# [To do]
Find every line in the records below that holds the word "constraints", and copy it out.

— begin Dataset content —

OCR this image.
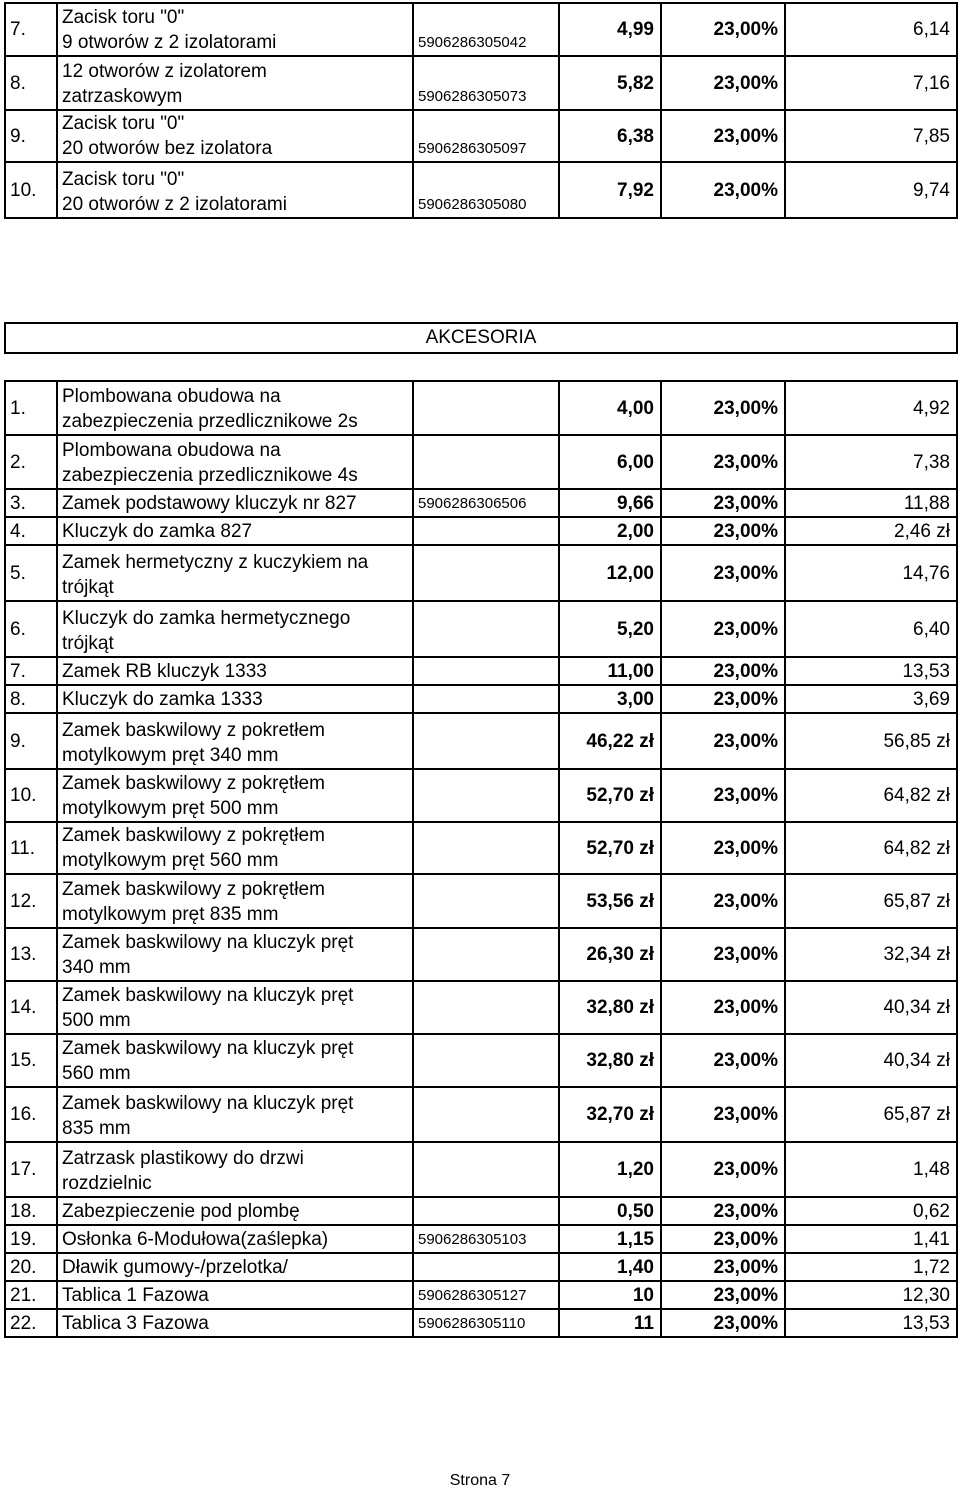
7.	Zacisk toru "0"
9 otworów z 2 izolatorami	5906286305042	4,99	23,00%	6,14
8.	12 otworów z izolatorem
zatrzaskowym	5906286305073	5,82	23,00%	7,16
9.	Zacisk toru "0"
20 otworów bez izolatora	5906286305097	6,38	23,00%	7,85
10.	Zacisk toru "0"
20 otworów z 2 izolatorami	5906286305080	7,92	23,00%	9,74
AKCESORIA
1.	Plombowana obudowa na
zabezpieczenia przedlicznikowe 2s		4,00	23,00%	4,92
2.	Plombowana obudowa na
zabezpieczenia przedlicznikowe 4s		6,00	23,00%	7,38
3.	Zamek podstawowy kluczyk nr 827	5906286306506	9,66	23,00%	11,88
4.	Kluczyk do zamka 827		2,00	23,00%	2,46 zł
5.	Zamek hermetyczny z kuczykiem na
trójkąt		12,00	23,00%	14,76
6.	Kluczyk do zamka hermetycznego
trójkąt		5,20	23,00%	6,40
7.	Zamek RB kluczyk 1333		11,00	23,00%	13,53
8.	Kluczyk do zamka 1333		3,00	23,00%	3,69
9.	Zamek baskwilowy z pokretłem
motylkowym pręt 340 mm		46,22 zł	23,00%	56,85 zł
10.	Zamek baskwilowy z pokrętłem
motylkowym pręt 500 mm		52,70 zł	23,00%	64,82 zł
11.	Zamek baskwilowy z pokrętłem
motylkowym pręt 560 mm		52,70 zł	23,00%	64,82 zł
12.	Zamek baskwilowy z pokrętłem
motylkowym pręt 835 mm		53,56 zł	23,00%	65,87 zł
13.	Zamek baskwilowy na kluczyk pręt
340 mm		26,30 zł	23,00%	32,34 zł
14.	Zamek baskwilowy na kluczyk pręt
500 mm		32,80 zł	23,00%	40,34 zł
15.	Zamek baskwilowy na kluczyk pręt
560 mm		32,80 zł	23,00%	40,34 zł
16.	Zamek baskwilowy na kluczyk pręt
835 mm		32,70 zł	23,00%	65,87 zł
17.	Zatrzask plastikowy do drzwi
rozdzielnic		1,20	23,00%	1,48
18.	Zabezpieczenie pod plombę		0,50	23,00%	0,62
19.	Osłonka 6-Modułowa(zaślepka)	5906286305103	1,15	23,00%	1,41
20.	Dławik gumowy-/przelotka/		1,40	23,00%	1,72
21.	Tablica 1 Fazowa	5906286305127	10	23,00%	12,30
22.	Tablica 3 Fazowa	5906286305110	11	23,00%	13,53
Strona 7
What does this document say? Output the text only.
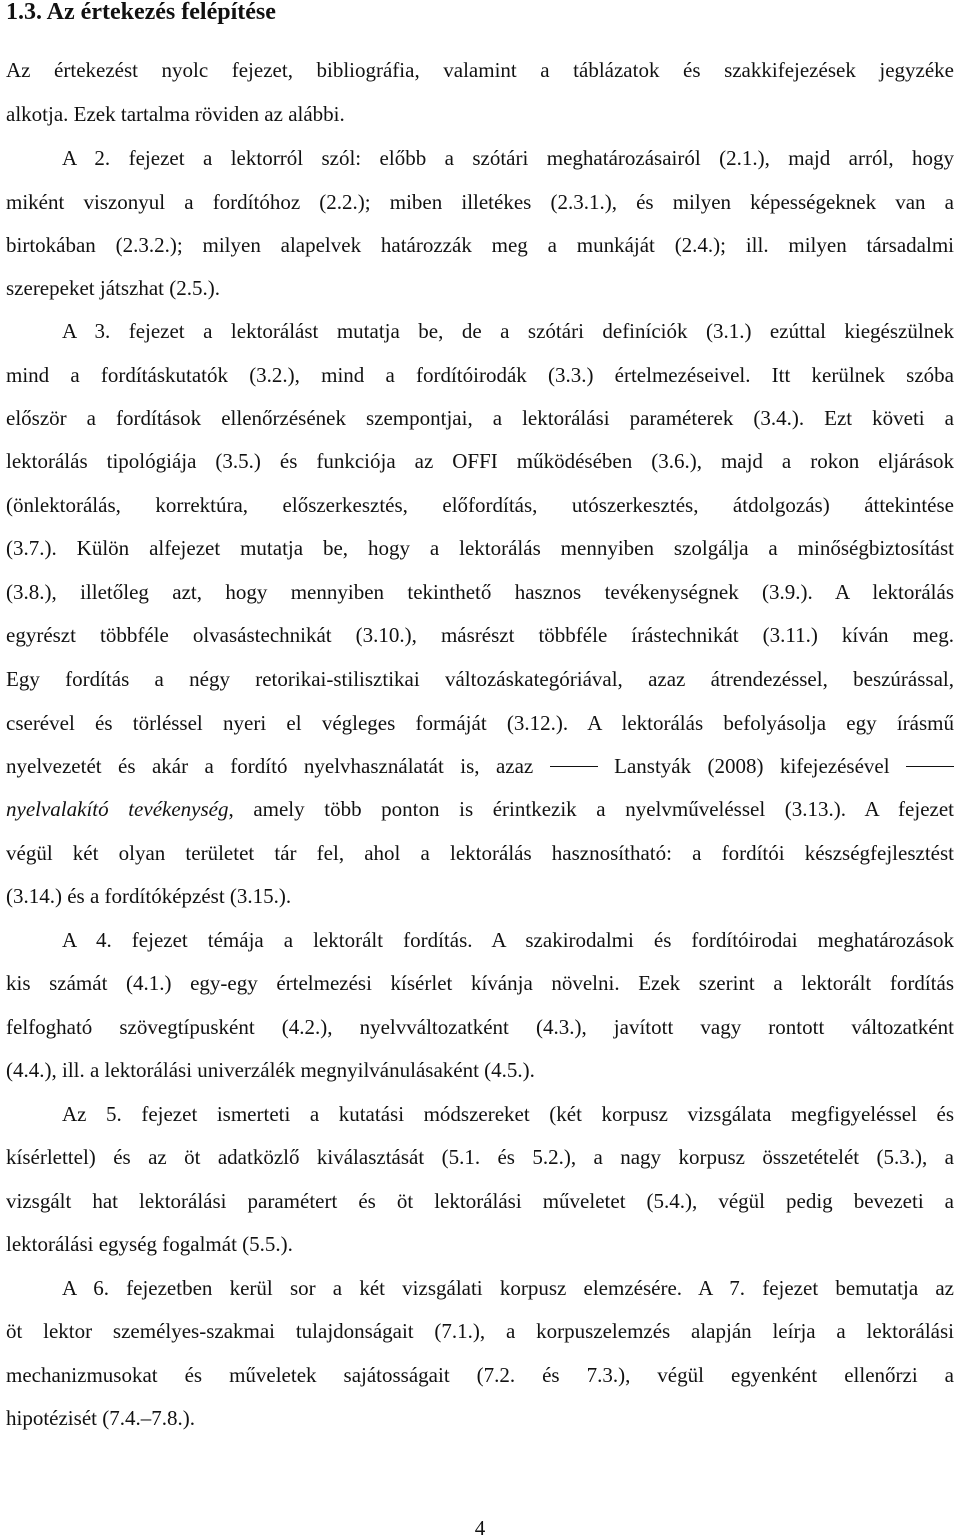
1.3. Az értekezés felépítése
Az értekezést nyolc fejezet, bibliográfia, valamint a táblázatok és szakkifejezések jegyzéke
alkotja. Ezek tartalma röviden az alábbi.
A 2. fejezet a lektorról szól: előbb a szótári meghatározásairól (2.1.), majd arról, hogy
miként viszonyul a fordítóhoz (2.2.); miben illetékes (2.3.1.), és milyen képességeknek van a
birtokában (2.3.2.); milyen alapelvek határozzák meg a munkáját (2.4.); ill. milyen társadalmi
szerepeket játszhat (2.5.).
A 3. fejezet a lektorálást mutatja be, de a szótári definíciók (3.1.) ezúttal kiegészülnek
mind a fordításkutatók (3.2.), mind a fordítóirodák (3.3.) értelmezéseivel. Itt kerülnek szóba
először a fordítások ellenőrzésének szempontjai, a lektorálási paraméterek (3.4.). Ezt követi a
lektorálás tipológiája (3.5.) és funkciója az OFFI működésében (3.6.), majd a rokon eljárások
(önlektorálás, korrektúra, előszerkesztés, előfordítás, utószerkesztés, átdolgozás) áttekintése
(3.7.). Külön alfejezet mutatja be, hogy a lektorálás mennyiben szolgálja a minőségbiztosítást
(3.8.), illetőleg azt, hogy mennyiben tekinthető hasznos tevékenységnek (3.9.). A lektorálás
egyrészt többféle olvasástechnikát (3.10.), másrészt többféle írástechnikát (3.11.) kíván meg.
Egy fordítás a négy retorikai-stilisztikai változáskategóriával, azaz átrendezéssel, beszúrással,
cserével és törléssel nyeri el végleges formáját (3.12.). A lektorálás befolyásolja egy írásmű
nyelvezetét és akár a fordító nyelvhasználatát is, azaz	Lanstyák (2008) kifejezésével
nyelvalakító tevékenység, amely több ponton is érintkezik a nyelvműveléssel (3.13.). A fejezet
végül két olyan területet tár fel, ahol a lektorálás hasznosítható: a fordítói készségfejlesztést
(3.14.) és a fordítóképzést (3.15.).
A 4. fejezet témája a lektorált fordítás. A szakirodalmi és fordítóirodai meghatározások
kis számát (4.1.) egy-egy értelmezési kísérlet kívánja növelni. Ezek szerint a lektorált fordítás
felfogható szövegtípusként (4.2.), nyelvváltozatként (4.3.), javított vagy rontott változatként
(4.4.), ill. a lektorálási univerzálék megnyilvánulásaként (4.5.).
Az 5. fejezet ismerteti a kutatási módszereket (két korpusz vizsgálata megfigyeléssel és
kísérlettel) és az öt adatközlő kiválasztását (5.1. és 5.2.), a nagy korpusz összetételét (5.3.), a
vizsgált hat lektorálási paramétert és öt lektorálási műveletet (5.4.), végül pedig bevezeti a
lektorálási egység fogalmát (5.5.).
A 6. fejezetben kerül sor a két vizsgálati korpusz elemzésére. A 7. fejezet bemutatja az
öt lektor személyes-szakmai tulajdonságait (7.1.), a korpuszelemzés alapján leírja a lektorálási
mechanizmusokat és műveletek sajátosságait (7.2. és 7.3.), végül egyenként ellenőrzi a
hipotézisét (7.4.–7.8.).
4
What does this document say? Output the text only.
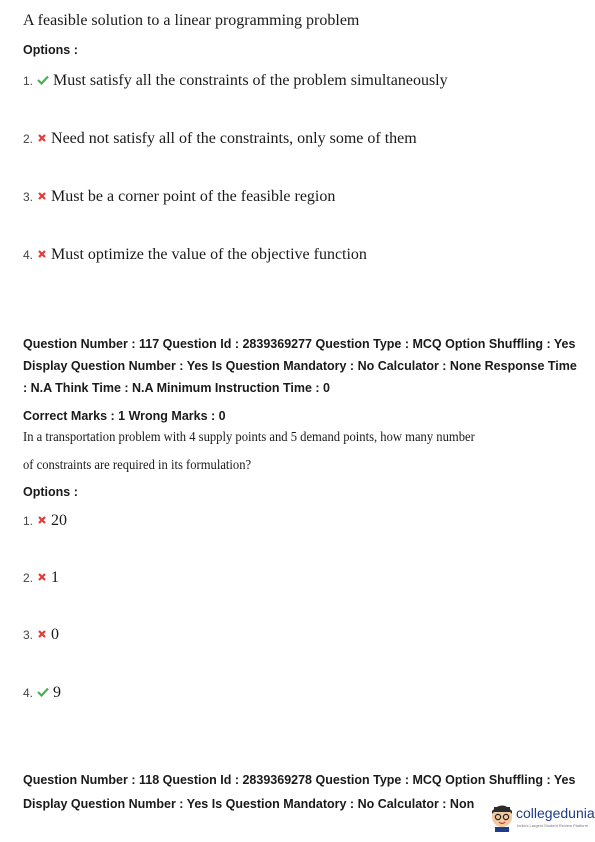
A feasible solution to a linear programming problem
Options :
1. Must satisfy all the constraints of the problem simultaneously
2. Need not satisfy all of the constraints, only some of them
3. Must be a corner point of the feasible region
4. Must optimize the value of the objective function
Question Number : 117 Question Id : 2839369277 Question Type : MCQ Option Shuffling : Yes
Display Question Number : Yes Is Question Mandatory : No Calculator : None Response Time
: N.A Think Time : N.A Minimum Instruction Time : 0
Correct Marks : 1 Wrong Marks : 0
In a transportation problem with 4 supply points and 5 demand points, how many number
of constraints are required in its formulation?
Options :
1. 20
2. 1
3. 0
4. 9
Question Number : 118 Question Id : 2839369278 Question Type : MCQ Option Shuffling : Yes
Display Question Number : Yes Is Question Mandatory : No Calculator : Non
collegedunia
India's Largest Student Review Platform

— end Dataset content —

# [Written response]
1. Must satisfy all the constraints of the problem simultaneously
2. Need not satisfy all of the constraints, only some of them
of constraints are required in its formulation?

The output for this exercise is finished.